■ **Records from a collection**
----

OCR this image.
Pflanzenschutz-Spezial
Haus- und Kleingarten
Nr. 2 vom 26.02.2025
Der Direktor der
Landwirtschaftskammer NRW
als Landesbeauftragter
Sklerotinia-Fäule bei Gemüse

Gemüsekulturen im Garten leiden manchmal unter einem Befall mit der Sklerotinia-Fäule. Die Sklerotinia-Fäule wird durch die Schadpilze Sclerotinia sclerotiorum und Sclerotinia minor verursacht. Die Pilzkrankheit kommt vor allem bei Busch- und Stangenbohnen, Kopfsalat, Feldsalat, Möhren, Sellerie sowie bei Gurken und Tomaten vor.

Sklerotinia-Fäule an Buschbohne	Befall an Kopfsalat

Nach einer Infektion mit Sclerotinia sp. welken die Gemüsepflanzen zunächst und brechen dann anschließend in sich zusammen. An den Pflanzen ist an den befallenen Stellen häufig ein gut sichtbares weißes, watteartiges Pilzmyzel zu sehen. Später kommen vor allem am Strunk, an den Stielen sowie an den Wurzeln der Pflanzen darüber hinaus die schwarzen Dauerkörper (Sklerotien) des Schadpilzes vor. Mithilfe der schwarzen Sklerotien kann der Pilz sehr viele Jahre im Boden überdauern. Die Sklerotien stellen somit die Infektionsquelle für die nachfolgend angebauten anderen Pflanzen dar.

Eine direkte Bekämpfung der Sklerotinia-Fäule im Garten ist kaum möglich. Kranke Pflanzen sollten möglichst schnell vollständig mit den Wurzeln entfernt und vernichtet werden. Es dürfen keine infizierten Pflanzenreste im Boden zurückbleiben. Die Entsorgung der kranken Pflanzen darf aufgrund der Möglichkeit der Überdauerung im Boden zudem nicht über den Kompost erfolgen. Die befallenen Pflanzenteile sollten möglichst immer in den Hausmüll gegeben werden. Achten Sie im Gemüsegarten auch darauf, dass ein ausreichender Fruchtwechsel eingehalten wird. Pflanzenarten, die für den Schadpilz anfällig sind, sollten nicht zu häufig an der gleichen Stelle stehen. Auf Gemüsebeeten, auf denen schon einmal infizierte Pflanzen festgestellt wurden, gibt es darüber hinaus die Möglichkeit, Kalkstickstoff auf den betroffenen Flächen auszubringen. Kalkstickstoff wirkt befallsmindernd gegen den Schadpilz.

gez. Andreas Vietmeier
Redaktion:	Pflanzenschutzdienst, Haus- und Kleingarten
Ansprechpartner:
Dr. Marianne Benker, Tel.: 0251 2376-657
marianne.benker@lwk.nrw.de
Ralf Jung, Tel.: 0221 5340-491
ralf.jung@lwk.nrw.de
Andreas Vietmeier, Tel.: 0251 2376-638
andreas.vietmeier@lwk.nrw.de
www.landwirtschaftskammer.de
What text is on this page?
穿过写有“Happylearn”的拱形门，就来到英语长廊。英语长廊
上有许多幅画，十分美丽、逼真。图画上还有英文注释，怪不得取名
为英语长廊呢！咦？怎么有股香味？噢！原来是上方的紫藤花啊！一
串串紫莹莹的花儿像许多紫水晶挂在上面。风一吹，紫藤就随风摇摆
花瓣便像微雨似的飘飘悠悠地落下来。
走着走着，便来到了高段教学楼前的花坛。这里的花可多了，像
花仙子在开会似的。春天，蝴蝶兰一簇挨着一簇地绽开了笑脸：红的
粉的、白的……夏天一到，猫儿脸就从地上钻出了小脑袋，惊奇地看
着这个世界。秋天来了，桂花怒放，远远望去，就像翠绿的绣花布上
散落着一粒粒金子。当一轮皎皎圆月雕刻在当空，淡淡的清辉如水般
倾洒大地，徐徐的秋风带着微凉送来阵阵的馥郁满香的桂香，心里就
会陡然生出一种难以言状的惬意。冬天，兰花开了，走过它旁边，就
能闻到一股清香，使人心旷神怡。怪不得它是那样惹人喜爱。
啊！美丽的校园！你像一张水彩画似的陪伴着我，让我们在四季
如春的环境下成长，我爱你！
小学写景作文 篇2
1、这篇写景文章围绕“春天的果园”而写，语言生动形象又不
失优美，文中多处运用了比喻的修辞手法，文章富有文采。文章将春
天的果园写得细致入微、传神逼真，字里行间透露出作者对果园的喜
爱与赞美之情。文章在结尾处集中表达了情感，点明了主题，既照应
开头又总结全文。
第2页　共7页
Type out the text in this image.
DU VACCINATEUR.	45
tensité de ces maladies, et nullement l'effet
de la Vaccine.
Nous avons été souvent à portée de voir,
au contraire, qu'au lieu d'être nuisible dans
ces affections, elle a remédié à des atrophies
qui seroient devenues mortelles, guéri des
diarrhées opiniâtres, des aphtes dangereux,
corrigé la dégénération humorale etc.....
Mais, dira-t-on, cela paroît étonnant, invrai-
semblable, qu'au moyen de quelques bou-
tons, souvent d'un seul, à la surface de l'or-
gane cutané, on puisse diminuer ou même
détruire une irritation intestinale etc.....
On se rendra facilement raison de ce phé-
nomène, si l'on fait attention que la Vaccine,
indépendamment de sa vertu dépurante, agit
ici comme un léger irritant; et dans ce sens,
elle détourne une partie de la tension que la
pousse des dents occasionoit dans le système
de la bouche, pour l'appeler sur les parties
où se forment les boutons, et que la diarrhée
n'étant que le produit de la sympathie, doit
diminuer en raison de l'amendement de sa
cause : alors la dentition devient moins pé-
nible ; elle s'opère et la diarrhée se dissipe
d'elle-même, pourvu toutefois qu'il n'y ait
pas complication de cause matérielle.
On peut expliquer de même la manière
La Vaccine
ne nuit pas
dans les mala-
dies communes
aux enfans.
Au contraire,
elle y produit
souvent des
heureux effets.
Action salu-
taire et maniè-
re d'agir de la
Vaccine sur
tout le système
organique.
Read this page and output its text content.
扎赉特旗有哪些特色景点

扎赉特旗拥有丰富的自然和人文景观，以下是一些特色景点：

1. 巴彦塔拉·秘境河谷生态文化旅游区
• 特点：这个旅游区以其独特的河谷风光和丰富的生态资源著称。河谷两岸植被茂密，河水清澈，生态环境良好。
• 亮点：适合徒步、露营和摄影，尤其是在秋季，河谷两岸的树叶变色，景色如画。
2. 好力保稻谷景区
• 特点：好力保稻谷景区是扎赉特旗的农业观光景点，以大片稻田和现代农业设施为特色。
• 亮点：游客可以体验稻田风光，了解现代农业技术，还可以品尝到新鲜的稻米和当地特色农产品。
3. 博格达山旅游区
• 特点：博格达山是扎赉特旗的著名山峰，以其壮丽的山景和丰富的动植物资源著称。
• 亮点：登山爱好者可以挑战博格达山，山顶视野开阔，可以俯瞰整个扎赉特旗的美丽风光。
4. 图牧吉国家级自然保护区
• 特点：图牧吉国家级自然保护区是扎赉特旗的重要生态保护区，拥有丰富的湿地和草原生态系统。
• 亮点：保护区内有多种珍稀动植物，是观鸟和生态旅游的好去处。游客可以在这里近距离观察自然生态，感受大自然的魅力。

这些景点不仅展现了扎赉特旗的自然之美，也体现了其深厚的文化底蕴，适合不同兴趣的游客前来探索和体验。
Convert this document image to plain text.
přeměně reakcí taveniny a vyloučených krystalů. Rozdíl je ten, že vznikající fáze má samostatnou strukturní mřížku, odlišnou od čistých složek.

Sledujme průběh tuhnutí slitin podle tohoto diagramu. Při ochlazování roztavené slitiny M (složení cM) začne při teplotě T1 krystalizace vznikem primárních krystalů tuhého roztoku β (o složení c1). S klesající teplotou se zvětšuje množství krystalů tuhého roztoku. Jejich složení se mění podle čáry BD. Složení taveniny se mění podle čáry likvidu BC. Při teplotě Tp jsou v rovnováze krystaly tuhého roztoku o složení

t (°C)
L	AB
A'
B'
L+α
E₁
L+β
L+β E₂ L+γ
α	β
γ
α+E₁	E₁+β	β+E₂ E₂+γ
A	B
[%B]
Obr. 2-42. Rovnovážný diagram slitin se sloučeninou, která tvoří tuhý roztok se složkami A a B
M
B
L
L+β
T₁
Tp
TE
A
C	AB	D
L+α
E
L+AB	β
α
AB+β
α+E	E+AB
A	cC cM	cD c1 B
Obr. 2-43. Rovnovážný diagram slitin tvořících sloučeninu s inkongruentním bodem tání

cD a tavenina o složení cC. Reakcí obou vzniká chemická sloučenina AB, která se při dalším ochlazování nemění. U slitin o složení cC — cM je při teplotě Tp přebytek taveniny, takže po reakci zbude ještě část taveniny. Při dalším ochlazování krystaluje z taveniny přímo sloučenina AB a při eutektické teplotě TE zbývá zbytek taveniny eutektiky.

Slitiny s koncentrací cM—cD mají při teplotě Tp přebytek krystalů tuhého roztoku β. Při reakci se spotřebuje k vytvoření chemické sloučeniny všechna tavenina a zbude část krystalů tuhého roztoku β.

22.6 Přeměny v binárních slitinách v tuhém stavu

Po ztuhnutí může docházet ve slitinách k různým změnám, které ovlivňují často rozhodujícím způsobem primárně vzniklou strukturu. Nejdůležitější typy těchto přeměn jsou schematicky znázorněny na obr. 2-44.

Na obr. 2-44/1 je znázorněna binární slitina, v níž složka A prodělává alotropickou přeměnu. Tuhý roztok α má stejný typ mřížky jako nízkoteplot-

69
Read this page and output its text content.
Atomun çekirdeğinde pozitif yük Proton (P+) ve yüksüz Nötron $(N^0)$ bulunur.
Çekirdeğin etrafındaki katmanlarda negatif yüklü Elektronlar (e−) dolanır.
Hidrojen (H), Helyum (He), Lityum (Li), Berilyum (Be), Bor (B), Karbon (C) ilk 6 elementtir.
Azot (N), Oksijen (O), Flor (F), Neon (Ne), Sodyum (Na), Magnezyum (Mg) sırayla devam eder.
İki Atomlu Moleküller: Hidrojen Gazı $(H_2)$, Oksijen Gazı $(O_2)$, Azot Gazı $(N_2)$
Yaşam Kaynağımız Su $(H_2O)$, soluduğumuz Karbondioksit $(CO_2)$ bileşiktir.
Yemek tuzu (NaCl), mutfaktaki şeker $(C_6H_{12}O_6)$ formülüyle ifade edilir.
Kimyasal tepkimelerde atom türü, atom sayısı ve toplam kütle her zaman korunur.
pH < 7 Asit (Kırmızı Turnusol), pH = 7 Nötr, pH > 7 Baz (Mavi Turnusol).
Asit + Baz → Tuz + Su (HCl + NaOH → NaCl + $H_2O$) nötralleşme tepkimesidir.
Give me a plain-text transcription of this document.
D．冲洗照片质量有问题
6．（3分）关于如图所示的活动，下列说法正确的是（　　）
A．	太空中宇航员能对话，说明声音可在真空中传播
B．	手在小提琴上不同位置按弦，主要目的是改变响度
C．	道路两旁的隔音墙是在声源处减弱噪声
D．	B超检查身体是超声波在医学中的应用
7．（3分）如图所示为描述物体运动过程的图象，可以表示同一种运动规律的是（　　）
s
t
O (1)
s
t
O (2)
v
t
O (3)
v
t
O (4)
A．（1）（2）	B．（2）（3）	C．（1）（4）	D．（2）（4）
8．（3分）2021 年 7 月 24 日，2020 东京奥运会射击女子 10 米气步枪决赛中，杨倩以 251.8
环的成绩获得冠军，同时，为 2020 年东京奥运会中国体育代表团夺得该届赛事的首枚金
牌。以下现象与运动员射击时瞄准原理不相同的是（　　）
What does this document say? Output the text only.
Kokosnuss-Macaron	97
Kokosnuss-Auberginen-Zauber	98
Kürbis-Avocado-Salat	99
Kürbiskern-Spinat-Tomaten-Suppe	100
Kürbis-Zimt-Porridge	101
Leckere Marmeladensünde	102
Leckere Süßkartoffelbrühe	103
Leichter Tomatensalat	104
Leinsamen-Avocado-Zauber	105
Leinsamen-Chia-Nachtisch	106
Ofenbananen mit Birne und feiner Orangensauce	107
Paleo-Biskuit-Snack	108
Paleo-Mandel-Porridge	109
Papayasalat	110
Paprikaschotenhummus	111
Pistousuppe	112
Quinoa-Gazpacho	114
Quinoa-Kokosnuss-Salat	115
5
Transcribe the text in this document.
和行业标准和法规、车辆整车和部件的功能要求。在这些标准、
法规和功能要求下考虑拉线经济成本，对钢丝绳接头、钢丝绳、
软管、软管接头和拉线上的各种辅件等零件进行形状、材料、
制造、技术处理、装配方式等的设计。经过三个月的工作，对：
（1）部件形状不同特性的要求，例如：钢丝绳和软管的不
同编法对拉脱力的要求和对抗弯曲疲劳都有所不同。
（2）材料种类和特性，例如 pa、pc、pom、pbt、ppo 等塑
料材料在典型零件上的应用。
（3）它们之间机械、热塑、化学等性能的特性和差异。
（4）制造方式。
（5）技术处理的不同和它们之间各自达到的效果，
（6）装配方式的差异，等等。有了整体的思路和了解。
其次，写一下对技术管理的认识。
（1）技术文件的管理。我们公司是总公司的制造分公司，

----

■ **The request**
Check every line of the data above for the string "Hidrojen", and copy those that have it.

■ **Complete response**
Hidrojen (H), Helyum (He), Lityum (Li), Berilyum (Be), Bor (B), Karbon (C) ilk 6 elementtir.
İki Atomlu Moleküller: Hidrojen Gazı $(H_2)$, Oksijen Gazı $(O_2)$, Azot Gazı $(N_2)$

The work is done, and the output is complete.